Stored dataset items
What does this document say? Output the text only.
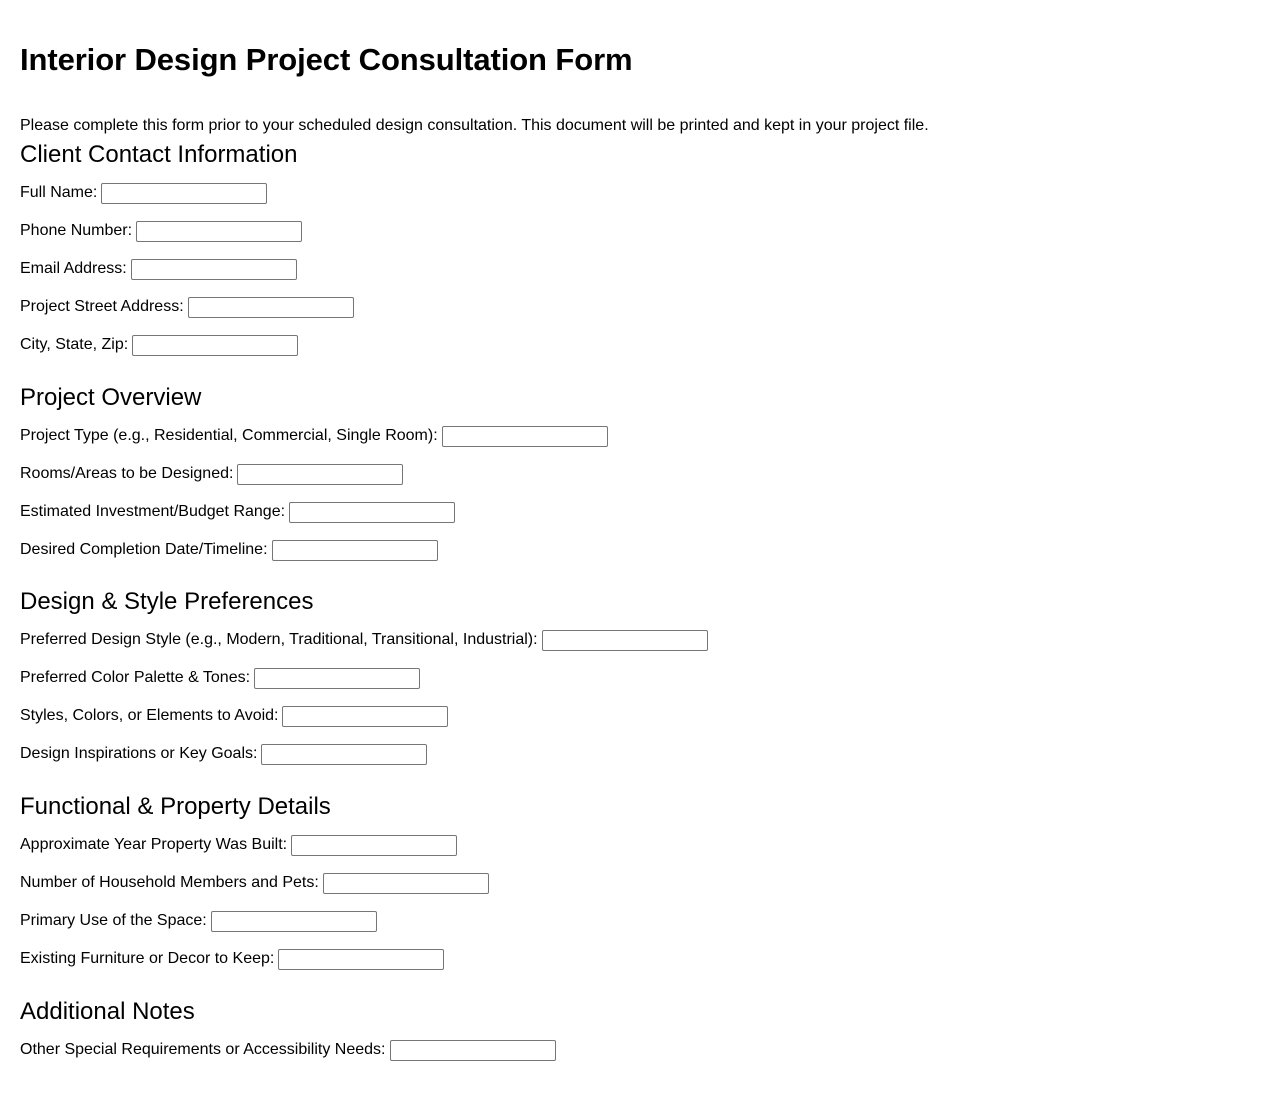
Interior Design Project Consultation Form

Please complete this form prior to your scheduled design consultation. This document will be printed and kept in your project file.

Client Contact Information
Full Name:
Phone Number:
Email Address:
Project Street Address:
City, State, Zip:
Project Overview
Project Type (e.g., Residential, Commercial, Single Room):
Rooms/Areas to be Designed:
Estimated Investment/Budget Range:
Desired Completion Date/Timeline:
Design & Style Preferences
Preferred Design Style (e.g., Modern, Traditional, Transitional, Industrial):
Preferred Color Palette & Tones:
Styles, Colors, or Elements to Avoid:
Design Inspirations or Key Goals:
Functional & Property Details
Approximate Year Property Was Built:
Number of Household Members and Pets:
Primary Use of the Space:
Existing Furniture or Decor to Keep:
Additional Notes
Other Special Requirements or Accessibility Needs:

WORK INSTRUCTIONS: All the lines above are to be given again exactly as they read, with the pictures removed.

ANSWER IN FULL:
What does this document say? Output the text only.
Interior Design Project Consultation Form

Please complete this form prior to your scheduled design consultation. This document will be printed and kept in your project file.

Client Contact Information
Full Name:
Phone Number:
Email Address:
Project Street Address:
City, State, Zip:
Project Overview
Project Type (e.g., Residential, Commercial, Single Room):
Rooms/Areas to be Designed:
Estimated Investment/Budget Range:
Desired Completion Date/Timeline:
Design & Style Preferences
Preferred Design Style (e.g., Modern, Traditional, Transitional, Industrial):
Preferred Color Palette & Tones:
Styles, Colors, or Elements to Avoid:
Design Inspirations or Key Goals:
Functional & Property Details
Approximate Year Property Was Built:
Number of Household Members and Pets:
Primary Use of the Space:
Existing Furniture or Decor to Keep:
Additional Notes
Other Special Requirements or Accessibility Needs:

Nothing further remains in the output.